_Material:_

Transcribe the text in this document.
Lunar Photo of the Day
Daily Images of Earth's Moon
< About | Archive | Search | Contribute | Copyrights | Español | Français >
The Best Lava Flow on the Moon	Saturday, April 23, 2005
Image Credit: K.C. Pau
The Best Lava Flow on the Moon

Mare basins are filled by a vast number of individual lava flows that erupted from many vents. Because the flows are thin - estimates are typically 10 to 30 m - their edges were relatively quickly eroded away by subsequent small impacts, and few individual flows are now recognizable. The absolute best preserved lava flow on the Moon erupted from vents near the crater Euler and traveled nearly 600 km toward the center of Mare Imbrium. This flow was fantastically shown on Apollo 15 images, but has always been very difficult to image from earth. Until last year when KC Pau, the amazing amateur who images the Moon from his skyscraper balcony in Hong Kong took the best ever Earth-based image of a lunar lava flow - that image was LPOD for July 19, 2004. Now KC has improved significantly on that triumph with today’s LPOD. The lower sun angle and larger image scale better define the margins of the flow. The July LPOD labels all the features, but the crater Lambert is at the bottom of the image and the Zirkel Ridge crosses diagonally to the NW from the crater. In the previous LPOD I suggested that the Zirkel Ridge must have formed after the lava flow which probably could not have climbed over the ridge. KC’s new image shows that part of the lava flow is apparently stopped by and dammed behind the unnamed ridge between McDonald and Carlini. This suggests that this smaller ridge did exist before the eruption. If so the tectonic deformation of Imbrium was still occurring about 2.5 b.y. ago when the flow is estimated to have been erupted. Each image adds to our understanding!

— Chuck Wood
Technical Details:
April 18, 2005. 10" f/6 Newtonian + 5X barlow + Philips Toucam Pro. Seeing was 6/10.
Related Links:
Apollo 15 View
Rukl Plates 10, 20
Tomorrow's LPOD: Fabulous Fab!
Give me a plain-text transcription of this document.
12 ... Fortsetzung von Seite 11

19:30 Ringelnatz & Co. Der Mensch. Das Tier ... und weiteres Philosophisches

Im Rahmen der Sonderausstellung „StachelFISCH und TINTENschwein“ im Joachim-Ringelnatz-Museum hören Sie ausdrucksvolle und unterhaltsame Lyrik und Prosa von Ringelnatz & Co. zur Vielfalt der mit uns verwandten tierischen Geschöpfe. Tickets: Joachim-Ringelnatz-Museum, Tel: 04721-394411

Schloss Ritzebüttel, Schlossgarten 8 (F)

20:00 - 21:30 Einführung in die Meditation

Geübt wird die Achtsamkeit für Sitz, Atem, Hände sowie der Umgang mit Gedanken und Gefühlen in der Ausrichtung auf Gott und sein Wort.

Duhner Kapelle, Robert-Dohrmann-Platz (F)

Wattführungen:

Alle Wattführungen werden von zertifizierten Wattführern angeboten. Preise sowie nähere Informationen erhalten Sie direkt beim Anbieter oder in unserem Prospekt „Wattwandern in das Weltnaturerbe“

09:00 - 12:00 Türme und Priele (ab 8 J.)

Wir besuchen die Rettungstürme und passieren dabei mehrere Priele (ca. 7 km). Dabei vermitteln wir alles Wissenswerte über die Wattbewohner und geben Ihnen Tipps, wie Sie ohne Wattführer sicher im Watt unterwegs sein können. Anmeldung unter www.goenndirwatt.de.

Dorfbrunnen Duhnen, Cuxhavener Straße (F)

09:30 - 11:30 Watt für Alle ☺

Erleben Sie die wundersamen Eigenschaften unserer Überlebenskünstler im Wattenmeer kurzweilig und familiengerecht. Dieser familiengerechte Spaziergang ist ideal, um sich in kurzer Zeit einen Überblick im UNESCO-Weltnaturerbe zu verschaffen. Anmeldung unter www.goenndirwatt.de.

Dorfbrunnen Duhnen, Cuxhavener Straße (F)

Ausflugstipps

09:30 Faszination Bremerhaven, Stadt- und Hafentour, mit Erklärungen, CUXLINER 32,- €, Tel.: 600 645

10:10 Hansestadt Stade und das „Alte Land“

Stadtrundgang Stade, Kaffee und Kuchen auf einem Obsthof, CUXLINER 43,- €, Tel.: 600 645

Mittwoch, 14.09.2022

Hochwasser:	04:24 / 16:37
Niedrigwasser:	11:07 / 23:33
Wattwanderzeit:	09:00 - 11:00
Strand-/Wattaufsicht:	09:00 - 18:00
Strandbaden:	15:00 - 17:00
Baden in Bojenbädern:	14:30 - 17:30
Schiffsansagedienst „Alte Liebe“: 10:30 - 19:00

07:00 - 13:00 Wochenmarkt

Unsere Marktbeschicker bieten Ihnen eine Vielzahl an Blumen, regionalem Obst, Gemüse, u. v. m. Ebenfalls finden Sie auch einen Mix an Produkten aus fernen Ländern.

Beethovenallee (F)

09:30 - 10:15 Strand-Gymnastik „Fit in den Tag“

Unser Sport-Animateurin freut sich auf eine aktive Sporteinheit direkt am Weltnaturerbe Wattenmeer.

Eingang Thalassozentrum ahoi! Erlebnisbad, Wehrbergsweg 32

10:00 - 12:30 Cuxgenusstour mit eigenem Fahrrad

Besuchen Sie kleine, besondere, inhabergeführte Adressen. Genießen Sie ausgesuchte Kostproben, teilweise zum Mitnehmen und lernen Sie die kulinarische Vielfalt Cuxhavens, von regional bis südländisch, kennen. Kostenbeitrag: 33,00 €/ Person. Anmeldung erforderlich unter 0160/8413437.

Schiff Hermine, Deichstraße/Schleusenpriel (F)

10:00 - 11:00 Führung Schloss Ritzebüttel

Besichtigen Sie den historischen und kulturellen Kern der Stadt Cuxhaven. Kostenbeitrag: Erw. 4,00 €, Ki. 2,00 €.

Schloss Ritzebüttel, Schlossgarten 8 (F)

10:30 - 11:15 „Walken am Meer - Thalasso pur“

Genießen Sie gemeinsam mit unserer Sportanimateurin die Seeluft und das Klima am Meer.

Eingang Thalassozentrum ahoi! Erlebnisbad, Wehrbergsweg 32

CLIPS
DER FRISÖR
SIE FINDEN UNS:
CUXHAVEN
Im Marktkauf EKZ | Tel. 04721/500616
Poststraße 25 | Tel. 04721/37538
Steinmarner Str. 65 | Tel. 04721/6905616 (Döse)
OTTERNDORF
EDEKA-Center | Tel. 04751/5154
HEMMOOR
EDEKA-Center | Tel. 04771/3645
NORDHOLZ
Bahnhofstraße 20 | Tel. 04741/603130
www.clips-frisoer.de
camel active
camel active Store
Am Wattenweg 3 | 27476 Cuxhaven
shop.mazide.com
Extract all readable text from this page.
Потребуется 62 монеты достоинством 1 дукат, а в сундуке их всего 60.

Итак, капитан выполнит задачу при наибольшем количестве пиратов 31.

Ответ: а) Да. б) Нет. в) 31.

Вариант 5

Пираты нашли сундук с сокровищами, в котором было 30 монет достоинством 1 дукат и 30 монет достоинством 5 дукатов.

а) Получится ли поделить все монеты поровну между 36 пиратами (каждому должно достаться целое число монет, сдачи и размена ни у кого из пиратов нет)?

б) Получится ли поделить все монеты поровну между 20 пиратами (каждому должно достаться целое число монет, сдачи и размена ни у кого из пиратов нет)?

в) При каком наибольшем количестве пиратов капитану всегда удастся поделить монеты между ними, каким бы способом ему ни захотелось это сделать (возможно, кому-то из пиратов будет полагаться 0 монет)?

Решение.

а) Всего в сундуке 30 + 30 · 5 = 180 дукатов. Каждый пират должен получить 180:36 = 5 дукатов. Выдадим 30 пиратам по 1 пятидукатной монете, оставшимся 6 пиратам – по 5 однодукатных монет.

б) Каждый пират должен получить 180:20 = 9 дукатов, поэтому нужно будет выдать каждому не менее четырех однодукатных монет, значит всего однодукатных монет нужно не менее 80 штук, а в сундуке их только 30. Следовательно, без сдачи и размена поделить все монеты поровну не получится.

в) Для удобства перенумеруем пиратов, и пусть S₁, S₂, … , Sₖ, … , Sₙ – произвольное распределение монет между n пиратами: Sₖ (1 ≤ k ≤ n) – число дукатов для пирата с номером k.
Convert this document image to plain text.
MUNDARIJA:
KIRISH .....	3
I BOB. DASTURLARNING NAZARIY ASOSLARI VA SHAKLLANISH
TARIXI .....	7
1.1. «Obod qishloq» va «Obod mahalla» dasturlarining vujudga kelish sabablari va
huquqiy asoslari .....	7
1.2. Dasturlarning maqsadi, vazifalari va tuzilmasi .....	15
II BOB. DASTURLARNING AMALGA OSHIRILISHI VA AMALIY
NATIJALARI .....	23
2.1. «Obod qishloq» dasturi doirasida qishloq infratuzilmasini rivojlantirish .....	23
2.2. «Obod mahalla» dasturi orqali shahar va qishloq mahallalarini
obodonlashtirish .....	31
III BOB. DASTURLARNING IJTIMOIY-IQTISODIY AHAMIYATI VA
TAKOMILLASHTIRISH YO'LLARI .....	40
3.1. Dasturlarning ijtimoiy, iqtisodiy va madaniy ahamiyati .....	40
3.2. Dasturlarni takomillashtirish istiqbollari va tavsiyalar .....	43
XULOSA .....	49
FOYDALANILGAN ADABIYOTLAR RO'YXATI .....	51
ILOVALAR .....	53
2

_Task:_ Reproduce exactly the line that holds "Convert this document image to plain text.", then every line after it, ending with the final line of the records above.

_The reply:_
Convert this document image to plain text.
MUNDARIJA:
KIRISH .....	3
I BOB. DASTURLARNING NAZARIY ASOSLARI VA SHAKLLANISH
TARIXI .....	7
1.1. «Obod qishloq» va «Obod mahalla» dasturlarining vujudga kelish sabablari va
huquqiy asoslari .....	7
1.2. Dasturlarning maqsadi, vazifalari va tuzilmasi .....	15
II BOB. DASTURLARNING AMALGA OSHIRILISHI VA AMALIY
NATIJALARI .....	23
2.1. «Obod qishloq» dasturi doirasida qishloq infratuzilmasini rivojlantirish .....	23
2.2. «Obod mahalla» dasturi orqali shahar va qishloq mahallalarini
obodonlashtirish .....	31
III BOB. DASTURLARNING IJTIMOIY-IQTISODIY AHAMIYATI VA
TAKOMILLASHTIRISH YO'LLARI .....	40
3.1. Dasturlarning ijtimoiy, iqtisodiy va madaniy ahamiyati .....	40
3.2. Dasturlarni takomillashtirish istiqbollari va tavsiyalar .....	43
XULOSA .....	49
FOYDALANILGAN ADABIYOTLAR RO'YXATI .....	51
ILOVALAR .....	53
2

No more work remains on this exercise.